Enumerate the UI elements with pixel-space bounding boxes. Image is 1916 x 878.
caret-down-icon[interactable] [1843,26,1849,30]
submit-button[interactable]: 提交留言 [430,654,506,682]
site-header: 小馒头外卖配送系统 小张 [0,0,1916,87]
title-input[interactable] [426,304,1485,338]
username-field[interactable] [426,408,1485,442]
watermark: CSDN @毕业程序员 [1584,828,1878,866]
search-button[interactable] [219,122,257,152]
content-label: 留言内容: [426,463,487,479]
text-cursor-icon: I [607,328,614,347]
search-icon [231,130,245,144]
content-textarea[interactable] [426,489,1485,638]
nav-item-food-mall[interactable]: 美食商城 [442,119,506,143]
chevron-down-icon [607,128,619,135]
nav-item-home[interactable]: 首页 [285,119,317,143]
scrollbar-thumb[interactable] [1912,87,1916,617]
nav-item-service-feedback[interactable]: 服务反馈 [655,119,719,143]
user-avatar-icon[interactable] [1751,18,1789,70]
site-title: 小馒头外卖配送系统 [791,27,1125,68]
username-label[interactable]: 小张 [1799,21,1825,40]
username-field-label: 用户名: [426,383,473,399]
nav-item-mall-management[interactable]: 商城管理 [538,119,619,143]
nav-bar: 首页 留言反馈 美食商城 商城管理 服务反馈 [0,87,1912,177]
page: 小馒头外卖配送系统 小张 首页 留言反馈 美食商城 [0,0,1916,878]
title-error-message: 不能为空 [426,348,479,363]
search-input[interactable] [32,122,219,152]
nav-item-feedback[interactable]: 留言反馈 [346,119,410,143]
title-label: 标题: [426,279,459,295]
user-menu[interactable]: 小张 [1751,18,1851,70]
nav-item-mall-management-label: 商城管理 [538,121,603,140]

- - - - - - -

=== Requirements ===
Can you write out the lines unchanged, starting at the first line and stopping after the line that contains "nav-item-mall-management[interactable]: 商城管理 [538,119,619,143]", with both of those lines included?

=== Final result ===
Enumerate the UI elements with pixel-space bounding boxes. Image is 1916 x 878.
caret-down-icon[interactable] [1843,26,1849,30]
submit-button[interactable]: 提交留言 [430,654,506,682]
site-header: 小馒头外卖配送系统 小张 [0,0,1916,87]
title-input[interactable] [426,304,1485,338]
username-field[interactable] [426,408,1485,442]
watermark: CSDN @毕业程序员 [1584,828,1878,866]
search-button[interactable] [219,122,257,152]
content-label: 留言内容: [426,463,487,479]
text-cursor-icon: I [607,328,614,347]
search-icon [231,130,245,144]
content-textarea[interactable] [426,489,1485,638]
nav-item-food-mall[interactable]: 美食商城 [442,119,506,143]
chevron-down-icon [607,128,619,135]
nav-item-home[interactable]: 首页 [285,119,317,143]
scrollbar-thumb[interactable] [1912,87,1916,617]
nav-item-service-feedback[interactable]: 服务反馈 [655,119,719,143]
user-avatar-icon[interactable] [1751,18,1789,70]
site-title: 小馒头外卖配送系统 [791,27,1125,68]
username-label[interactable]: 小张 [1799,21,1825,40]
username-field-label: 用户名: [426,383,473,399]
nav-item-mall-management[interactable]: 商城管理 [538,119,619,143]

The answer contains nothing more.